***** SUPPLIED MATERIAL *****

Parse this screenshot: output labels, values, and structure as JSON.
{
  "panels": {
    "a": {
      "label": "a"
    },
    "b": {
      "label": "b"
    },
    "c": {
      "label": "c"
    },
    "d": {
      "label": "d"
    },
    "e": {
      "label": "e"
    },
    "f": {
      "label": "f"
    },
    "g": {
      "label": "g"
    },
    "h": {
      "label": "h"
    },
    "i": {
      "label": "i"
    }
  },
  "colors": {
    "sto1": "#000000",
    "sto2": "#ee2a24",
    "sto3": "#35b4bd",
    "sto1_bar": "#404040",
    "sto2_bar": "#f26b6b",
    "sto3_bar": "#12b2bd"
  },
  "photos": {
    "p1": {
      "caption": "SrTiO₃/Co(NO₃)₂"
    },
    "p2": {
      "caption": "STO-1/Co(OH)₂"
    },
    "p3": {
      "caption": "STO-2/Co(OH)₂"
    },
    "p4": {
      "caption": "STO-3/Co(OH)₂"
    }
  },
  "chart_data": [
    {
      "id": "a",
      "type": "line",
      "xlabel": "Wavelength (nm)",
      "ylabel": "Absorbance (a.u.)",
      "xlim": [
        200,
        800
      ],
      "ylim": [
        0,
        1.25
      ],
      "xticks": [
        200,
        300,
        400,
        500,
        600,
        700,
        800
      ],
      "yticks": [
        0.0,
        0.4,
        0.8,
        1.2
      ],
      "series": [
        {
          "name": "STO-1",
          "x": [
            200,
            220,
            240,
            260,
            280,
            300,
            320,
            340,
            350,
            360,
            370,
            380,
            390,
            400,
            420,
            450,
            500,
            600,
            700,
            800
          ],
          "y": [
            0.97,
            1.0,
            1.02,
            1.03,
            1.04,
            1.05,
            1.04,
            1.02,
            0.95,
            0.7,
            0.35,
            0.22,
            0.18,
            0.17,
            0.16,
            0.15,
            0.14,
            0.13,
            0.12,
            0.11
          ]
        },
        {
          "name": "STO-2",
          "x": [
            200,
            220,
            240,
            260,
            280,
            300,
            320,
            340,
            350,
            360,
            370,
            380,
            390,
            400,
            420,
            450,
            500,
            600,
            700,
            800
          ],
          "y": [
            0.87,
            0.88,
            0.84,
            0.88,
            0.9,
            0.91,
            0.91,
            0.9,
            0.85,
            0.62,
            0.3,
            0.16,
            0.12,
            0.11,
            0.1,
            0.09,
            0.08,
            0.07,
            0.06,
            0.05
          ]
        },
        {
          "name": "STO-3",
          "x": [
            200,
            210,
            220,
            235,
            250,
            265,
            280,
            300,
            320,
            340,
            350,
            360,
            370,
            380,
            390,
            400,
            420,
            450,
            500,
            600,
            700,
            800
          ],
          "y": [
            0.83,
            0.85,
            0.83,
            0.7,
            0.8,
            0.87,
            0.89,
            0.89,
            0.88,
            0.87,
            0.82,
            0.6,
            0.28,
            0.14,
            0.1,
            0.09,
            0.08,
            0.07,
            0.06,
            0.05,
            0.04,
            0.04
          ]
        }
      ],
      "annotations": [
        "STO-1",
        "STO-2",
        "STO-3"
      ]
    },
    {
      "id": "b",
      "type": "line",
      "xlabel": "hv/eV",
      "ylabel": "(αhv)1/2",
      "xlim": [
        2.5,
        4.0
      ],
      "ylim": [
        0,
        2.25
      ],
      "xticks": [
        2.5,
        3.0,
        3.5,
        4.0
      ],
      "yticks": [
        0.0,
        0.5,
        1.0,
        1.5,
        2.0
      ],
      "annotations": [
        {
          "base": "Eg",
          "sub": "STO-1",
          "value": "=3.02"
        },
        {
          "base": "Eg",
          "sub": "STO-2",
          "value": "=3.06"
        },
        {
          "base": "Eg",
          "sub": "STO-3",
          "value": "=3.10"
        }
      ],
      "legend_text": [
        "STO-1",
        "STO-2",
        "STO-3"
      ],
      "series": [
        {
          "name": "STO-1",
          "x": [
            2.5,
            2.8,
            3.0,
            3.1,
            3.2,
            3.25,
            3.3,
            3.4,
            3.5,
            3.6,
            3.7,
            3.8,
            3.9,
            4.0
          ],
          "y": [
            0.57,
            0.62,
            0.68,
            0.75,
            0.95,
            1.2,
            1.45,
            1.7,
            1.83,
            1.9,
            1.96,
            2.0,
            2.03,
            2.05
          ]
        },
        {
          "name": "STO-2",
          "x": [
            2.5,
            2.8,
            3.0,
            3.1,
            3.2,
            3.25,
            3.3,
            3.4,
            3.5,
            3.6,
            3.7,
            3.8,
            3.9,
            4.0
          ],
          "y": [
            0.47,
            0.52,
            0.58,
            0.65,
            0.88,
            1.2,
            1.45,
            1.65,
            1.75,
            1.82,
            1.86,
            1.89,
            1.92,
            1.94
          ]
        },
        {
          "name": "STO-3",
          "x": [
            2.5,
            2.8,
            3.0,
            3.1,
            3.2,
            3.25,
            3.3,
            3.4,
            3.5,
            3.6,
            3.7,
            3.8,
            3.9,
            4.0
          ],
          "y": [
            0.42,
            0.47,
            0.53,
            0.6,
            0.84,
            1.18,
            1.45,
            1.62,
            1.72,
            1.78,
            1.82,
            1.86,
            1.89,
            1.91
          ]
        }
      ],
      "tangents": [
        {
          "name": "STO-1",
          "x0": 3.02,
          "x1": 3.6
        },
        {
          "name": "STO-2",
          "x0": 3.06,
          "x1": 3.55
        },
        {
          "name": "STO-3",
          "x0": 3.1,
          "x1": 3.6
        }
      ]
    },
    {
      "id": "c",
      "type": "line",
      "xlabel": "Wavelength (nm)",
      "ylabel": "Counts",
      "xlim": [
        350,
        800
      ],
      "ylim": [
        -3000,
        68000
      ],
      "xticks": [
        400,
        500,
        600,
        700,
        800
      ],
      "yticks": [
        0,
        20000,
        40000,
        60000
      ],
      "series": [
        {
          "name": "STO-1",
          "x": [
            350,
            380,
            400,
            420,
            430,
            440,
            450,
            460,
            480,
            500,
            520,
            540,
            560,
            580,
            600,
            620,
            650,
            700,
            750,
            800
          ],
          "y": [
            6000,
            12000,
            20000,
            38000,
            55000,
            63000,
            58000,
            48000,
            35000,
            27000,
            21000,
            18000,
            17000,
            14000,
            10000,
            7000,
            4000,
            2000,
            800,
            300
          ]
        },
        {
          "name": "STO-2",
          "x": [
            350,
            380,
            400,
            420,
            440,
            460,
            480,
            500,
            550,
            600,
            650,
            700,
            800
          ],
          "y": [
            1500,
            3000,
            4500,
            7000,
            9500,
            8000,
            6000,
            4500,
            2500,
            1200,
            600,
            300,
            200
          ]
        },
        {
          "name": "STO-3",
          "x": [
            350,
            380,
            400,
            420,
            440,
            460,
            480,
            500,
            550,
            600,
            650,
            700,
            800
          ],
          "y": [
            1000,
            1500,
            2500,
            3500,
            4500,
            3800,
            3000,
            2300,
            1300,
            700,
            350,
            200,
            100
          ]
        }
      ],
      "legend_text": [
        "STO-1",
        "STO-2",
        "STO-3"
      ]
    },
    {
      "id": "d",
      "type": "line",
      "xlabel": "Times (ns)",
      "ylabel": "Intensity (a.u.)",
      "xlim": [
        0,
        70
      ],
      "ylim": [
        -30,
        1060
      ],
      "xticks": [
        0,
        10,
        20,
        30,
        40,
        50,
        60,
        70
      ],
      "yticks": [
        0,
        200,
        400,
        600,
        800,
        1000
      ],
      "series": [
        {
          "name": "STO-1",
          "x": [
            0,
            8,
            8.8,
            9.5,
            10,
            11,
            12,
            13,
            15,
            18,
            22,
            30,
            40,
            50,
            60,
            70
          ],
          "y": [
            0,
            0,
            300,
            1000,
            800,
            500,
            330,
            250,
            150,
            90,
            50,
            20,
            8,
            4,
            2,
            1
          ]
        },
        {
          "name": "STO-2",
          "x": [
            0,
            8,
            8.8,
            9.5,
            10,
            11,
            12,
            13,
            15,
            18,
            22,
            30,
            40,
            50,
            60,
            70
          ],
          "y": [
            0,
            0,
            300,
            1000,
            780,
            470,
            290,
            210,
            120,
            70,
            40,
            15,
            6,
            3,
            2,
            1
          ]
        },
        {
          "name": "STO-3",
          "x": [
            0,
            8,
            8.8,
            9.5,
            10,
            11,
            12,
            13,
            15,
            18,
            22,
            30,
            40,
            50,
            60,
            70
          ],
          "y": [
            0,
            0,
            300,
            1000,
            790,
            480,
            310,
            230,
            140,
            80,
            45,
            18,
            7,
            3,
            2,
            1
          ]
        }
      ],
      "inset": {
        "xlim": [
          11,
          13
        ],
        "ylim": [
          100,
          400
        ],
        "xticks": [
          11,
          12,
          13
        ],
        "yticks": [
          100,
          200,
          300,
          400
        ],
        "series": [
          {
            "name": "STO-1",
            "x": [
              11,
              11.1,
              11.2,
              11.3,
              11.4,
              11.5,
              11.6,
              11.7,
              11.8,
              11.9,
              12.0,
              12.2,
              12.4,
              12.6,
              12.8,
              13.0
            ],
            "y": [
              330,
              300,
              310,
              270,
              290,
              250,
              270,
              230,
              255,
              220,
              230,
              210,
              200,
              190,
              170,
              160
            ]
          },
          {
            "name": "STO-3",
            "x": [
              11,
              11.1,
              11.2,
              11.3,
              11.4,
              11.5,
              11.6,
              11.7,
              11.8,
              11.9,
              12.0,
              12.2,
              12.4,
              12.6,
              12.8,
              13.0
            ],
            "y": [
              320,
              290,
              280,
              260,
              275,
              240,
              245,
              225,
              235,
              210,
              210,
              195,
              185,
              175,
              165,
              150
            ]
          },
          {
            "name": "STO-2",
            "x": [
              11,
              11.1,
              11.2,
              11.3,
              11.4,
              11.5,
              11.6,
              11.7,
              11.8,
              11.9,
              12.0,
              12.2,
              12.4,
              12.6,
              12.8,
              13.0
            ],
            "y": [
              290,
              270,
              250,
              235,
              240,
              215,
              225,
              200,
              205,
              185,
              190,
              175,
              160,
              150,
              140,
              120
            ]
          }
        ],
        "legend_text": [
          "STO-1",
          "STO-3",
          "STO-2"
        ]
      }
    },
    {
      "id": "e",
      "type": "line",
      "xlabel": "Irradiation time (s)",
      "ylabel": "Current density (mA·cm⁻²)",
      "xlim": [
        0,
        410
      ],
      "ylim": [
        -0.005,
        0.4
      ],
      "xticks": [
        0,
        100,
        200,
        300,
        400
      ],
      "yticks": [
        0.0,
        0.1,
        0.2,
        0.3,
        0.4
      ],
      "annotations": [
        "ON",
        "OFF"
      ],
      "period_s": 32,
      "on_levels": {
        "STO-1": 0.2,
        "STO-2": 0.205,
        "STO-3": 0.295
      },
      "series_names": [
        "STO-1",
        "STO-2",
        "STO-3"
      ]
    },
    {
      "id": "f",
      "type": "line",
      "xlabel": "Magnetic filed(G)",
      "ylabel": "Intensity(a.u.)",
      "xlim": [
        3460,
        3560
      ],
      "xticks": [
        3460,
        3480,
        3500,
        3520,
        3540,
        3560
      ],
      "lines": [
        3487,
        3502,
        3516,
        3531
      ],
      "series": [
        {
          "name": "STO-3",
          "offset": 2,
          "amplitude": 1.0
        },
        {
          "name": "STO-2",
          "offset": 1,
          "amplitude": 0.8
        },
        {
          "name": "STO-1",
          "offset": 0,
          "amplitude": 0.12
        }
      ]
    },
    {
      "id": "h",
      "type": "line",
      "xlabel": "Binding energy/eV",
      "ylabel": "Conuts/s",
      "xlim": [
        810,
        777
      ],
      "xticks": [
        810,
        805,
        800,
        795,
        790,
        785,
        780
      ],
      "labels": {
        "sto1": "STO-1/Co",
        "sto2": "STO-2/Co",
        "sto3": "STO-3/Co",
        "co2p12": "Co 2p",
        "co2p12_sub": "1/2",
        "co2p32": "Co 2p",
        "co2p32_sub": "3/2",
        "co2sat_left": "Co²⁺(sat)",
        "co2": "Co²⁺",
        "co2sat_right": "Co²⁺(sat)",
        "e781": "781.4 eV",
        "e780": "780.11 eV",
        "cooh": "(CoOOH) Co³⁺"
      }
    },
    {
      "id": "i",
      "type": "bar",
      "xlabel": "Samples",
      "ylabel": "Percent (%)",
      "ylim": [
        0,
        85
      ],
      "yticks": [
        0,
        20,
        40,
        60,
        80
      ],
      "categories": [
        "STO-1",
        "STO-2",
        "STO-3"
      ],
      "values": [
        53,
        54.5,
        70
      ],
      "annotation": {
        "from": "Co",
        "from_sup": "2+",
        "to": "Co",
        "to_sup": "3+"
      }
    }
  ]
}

*****

Find each line holding the word "Intensity" and copy it.

      "ylabel": "Intensity (a.u.)",
      "ylabel": "Intensity(a.u.)",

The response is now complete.